Task requirements :: All lines in which the word "data" occurs are to be extracted.

Material for this exercise ::
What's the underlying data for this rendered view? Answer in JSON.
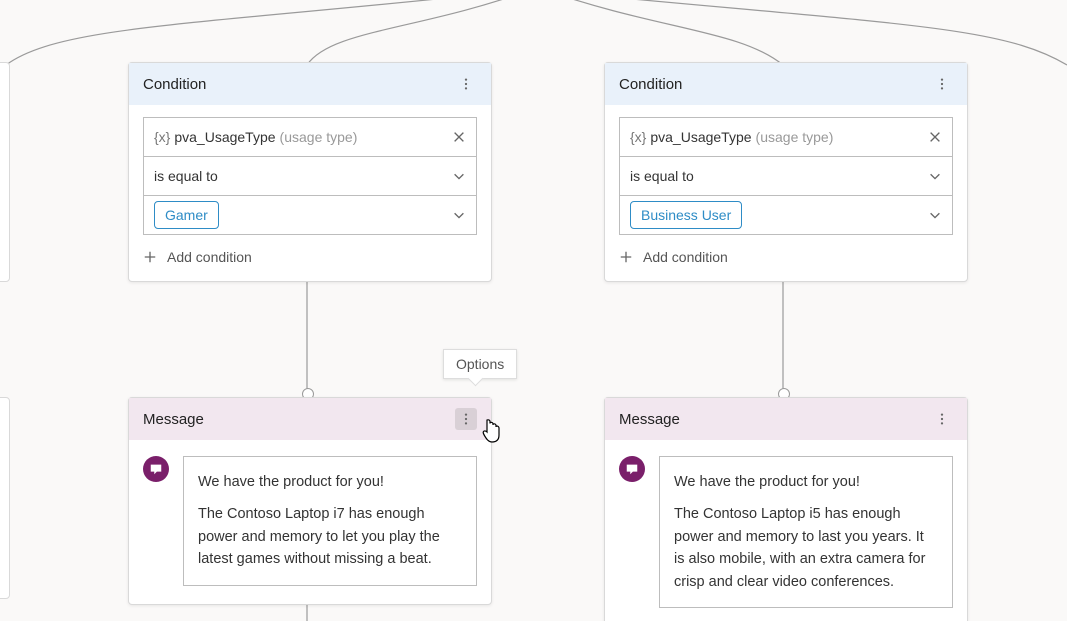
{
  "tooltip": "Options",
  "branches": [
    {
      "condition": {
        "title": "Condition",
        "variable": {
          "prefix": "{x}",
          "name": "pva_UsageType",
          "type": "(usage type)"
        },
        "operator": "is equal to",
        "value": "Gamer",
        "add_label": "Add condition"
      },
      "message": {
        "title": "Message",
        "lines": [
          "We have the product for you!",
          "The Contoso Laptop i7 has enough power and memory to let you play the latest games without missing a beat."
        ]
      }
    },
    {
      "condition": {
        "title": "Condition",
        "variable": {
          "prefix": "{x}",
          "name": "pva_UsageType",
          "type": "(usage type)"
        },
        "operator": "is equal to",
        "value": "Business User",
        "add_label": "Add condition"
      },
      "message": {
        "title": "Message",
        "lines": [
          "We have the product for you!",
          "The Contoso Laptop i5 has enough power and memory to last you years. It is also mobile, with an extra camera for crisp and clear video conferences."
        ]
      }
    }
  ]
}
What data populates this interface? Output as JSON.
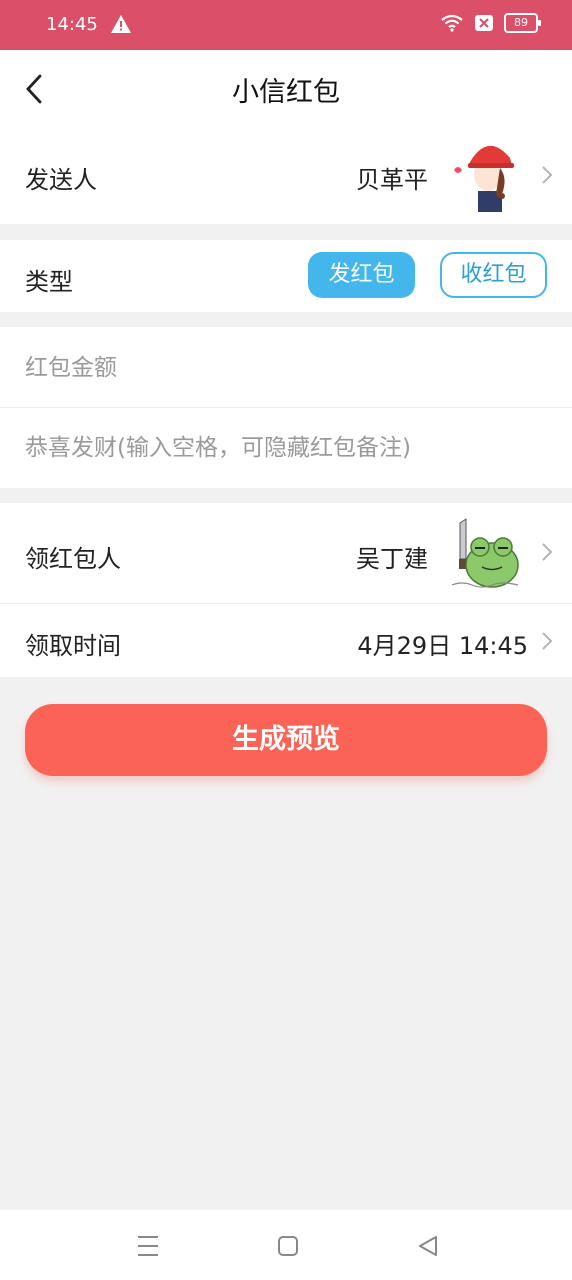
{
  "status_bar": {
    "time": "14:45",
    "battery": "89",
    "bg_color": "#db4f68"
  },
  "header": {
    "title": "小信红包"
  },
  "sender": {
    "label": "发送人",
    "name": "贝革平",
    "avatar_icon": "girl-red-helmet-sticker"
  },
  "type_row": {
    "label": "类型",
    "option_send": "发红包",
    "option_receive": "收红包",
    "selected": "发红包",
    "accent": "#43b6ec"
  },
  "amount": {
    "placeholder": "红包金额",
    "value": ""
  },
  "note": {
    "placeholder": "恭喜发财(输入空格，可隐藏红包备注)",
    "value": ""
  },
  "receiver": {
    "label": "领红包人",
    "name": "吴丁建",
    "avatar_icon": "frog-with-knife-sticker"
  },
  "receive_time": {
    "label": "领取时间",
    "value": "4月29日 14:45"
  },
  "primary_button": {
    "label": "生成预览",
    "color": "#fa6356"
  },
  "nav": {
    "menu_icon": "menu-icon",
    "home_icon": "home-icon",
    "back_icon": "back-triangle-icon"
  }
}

Output of the exercise ::
What's the underlying data for this rendered view? Answer in JSON.
What data populates this interface? Output as JSON.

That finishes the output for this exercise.